[STORED ROWS]:
══════════════════════════════
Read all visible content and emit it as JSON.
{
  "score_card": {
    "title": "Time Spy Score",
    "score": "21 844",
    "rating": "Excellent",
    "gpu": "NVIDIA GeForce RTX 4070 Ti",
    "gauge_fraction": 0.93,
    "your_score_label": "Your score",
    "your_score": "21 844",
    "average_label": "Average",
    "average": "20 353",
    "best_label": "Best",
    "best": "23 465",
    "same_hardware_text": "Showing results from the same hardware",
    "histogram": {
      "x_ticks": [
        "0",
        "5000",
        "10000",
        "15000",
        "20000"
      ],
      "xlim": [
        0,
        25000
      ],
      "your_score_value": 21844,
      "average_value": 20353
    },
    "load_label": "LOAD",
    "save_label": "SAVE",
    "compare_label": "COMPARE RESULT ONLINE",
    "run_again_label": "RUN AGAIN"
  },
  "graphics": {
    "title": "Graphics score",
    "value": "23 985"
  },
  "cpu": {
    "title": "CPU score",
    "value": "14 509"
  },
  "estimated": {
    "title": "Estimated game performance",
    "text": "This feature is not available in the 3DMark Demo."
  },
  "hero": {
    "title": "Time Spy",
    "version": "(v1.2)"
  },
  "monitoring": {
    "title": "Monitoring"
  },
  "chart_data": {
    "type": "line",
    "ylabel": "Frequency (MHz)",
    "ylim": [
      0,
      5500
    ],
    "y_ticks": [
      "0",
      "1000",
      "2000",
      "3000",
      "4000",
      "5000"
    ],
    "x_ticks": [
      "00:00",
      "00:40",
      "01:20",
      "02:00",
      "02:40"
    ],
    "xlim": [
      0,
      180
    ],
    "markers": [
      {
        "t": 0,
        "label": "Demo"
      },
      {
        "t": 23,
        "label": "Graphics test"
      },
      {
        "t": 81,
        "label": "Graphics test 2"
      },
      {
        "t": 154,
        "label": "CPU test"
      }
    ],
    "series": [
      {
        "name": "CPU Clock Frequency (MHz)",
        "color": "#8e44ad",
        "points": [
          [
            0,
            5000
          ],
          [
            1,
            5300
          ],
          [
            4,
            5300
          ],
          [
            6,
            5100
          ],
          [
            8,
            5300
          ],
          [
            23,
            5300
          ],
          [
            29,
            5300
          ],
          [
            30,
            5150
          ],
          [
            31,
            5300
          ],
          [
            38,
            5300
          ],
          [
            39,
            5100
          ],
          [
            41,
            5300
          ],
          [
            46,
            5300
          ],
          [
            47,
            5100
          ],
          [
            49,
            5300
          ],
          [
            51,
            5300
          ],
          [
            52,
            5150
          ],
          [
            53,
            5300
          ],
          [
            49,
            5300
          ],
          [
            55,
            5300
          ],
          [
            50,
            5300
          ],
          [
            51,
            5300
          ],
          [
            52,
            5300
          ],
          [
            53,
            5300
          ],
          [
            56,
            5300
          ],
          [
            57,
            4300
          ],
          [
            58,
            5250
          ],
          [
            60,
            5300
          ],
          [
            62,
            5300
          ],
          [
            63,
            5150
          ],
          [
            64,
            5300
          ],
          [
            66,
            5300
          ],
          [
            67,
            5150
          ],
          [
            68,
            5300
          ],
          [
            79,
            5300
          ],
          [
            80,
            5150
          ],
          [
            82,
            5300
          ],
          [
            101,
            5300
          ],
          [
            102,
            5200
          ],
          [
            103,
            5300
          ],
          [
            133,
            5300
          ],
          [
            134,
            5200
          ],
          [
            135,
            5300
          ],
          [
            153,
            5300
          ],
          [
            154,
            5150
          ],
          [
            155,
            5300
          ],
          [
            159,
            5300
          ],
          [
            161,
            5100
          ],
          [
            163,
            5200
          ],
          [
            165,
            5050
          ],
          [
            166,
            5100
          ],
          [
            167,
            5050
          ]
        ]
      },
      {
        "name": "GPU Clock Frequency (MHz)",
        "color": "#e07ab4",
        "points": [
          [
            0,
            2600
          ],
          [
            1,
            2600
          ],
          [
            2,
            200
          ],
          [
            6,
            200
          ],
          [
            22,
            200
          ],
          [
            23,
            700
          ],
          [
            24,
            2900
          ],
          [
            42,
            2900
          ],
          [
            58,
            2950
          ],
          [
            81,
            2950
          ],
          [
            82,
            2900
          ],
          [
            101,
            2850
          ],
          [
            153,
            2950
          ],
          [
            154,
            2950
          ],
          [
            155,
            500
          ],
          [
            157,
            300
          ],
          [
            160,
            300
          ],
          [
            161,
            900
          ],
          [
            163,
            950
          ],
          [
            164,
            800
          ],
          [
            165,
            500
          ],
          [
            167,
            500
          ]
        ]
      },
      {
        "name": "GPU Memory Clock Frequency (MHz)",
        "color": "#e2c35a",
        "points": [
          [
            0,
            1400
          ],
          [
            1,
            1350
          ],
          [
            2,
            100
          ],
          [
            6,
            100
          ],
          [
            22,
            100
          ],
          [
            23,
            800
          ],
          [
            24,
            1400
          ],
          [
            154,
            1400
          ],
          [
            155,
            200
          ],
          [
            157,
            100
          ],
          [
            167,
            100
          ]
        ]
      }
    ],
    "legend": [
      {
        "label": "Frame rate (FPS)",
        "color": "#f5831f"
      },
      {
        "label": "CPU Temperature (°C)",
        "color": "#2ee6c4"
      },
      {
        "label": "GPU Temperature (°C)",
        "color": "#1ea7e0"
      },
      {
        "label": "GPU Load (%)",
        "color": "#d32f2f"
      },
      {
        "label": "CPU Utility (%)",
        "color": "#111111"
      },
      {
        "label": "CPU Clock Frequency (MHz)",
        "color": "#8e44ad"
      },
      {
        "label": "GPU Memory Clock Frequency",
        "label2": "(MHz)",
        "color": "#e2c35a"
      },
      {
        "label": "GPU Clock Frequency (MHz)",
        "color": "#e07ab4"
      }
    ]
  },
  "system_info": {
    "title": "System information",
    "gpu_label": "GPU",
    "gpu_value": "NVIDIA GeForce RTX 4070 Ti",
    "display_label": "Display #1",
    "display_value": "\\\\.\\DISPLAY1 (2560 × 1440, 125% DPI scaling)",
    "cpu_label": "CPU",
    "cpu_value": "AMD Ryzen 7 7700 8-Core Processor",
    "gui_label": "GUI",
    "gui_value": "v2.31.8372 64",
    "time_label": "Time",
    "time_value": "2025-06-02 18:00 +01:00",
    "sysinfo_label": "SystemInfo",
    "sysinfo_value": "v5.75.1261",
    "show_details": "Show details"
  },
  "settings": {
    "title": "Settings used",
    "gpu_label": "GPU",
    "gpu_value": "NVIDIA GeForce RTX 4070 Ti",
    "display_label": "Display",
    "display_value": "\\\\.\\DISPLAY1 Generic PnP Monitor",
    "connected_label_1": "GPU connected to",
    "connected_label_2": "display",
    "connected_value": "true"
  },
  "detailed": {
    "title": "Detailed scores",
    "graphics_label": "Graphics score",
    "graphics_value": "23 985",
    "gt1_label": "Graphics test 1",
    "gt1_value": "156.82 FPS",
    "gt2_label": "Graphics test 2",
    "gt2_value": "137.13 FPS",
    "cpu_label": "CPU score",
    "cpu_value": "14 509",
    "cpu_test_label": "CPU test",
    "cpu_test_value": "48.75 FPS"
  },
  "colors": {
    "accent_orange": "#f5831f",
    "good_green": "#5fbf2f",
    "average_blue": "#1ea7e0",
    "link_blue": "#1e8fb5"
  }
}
══════════════════════════════
[REQUIRED TASK]:
Reproduce the listing above word for word.

[ANSWER TO THE TASK]:
Read all visible content and emit it as JSON.
{
  "score_card": {
    "title": "Time Spy Score",
    "score": "21 844",
    "rating": "Excellent",
    "gpu": "NVIDIA GeForce RTX 4070 Ti",
    "gauge_fraction": 0.93,
    "your_score_label": "Your score",
    "your_score": "21 844",
    "average_label": "Average",
    "average": "20 353",
    "best_label": "Best",
    "best": "23 465",
    "same_hardware_text": "Showing results from the same hardware",
    "histogram": {
      "x_ticks": [
        "0",
        "5000",
        "10000",
        "15000",
        "20000"
      ],
      "xlim": [
        0,
        25000
      ],
      "your_score_value": 21844,
      "average_value": 20353
    },
    "load_label": "LOAD",
    "save_label": "SAVE",
    "compare_label": "COMPARE RESULT ONLINE",
    "run_again_label": "RUN AGAIN"
  },
  "graphics": {
    "title": "Graphics score",
    "value": "23 985"
  },
  "cpu": {
    "title": "CPU score",
    "value": "14 509"
  },
  "estimated": {
    "title": "Estimated game performance",
    "text": "This feature is not available in the 3DMark Demo."
  },
  "hero": {
    "title": "Time Spy",
    "version": "(v1.2)"
  },
  "monitoring": {
    "title": "Monitoring"
  },
  "chart_data": {
    "type": "line",
    "ylabel": "Frequency (MHz)",
    "ylim": [
      0,
      5500
    ],
    "y_ticks": [
      "0",
      "1000",
      "2000",
      "3000",
      "4000",
      "5000"
    ],
    "x_ticks": [
      "00:00",
      "00:40",
      "01:20",
      "02:00",
      "02:40"
    ],
    "xlim": [
      0,
      180
    ],
    "markers": [
      {
        "t": 0,
        "label": "Demo"
      },
      {
        "t": 23,
        "label": "Graphics test"
      },
      {
        "t": 81,
        "label": "Graphics test 2"
      },
      {
        "t": 154,
        "label": "CPU test"
      }
    ],
    "series": [
      {
        "name": "CPU Clock Frequency (MHz)",
        "color": "#8e44ad",
        "points": [
          [
            0,
            5000
          ],
          [
            1,
            5300
          ],
          [
            4,
            5300
          ],
          [
            6,
            5100
          ],
          [
            8,
            5300
          ],
          [
            23,
            5300
          ],
          [
            29,
            5300
          ],
          [
            30,
            5150
          ],
          [
            31,
            5300
          ],
          [
            38,
            5300
          ],
          [
            39,
            5100
          ],
          [
            41,
            5300
          ],
          [
            46,
            5300
          ],
          [
            47,
            5100
          ],
          [
            49,
            5300
          ],
          [
            51,
            5300
          ],
          [
            52,
            5150
          ],
          [
            53,
            5300
          ],
          [
            49,
            5300
          ],
          [
            55,
            5300
          ],
          [
            50,
            5300
          ],
          [
            51,
            5300
          ],
          [
            52,
            5300
          ],
          [
            53,
            5300
          ],
          [
            56,
            5300
          ],
          [
            57,
            4300
          ],
          [
            58,
            5250
          ],
          [
            60,
            5300
          ],
          [
            62,
            5300
          ],
          [
            63,
            5150
          ],
          [
            64,
            5300
          ],
          [
            66,
            5300
          ],
          [
            67,
            5150
          ],
          [
            68,
            5300
          ],
          [
            79,
            5300
          ],
          [
            80,
            5150
          ],
          [
            82,
            5300
          ],
          [
            101,
            5300
          ],
          [
            102,
            5200
          ],
          [
            103,
            5300
          ],
          [
            133,
            5300
          ],
          [
            134,
            5200
          ],
          [
            135,
            5300
          ],
          [
            153,
            5300
          ],
          [
            154,
            5150
          ],
          [
            155,
            5300
          ],
          [
            159,
            5300
          ],
          [
            161,
            5100
          ],
          [
            163,
            5200
          ],
          [
            165,
            5050
          ],
          [
            166,
            5100
          ],
          [
            167,
            5050
          ]
        ]
      },
      {
        "name": "GPU Clock Frequency (MHz)",
        "color": "#e07ab4",
        "points": [
          [
            0,
            2600
          ],
          [
            1,
            2600
          ],
          [
            2,
            200
          ],
          [
            6,
            200
          ],
          [
            22,
            200
          ],
          [
            23,
            700
          ],
          [
            24,
            2900
          ],
          [
            42,
            2900
          ],
          [
            58,
            2950
          ],
          [
            81,
            2950
          ],
          [
            82,
            2900
          ],
          [
            101,
            2850
          ],
          [
            153,
            2950
          ],
          [
            154,
            2950
          ],
          [
            155,
            500
          ],
          [
            157,
            300
          ],
          [
            160,
            300
          ],
          [
            161,
            900
          ],
          [
            163,
            950
          ],
          [
            164,
            800
          ],
          [
            165,
            500
          ],
          [
            167,
            500
          ]
        ]
      },
      {
        "name": "GPU Memory Clock Frequency (MHz)",
        "color": "#e2c35a",
        "points": [
          [
            0,
            1400
          ],
          [
            1,
            1350
          ],
          [
            2,
            100
          ],
          [
            6,
            100
          ],
          [
            22,
            100
          ],
          [
            23,
            800
          ],
          [
            24,
            1400
          ],
          [
            154,
            1400
          ],
          [
            155,
            200
          ],
          [
            157,
            100
          ],
          [
            167,
            100
          ]
        ]
      }
    ],
    "legend": [
      {
        "label": "Frame rate (FPS)",
        "color": "#f5831f"
      },
      {
        "label": "CPU Temperature (°C)",
        "color": "#2ee6c4"
      },
      {
        "label": "GPU Temperature (°C)",
        "color": "#1ea7e0"
      },
      {
        "label": "GPU Load (%)",
        "color": "#d32f2f"
      },
      {
        "label": "CPU Utility (%)",
        "color": "#111111"
      },
      {
        "label": "CPU Clock Frequency (MHz)",
        "color": "#8e44ad"
      },
      {
        "label": "GPU Memory Clock Frequency",
        "label2": "(MHz)",
        "color": "#e2c35a"
      },
      {
        "label": "GPU Clock Frequency (MHz)",
        "color": "#e07ab4"
      }
    ]
  },
  "system_info": {
    "title": "System information",
    "gpu_label": "GPU",
    "gpu_value": "NVIDIA GeForce RTX 4070 Ti",
    "display_label": "Display #1",
    "display_value": "\\\\.\\DISPLAY1 (2560 × 1440, 125% DPI scaling)",
    "cpu_label": "CPU",
    "cpu_value": "AMD Ryzen 7 7700 8-Core Processor",
    "gui_label": "GUI",
    "gui_value": "v2.31.8372 64",
    "time_label": "Time",
    "time_value": "2025-06-02 18:00 +01:00",
    "sysinfo_label": "SystemInfo",
    "sysinfo_value": "v5.75.1261",
    "show_details": "Show details"
  },
  "settings": {
    "title": "Settings used",
    "gpu_label": "GPU",
    "gpu_value": "NVIDIA GeForce RTX 4070 Ti",
    "display_label": "Display",
    "display_value": "\\\\.\\DISPLAY1 Generic PnP Monitor",
    "connected_label_1": "GPU connected to",
    "connected_label_2": "display",
    "connected_value": "true"
  },
  "detailed": {
    "title": "Detailed scores",
    "graphics_label": "Graphics score",
    "graphics_value": "23 985",
    "gt1_label": "Graphics test 1",
    "gt1_value": "156.82 FPS",
    "gt2_label": "Graphics test 2",
    "gt2_value": "137.13 FPS",
    "cpu_label": "CPU score",
    "cpu_value": "14 509",
    "cpu_test_label": "CPU test",
    "cpu_test_value": "48.75 FPS"
  },
  "colors": {
    "accent_orange": "#f5831f",
    "good_green": "#5fbf2f",
    "average_blue": "#1ea7e0",
    "link_blue": "#1e8fb5"
  }
}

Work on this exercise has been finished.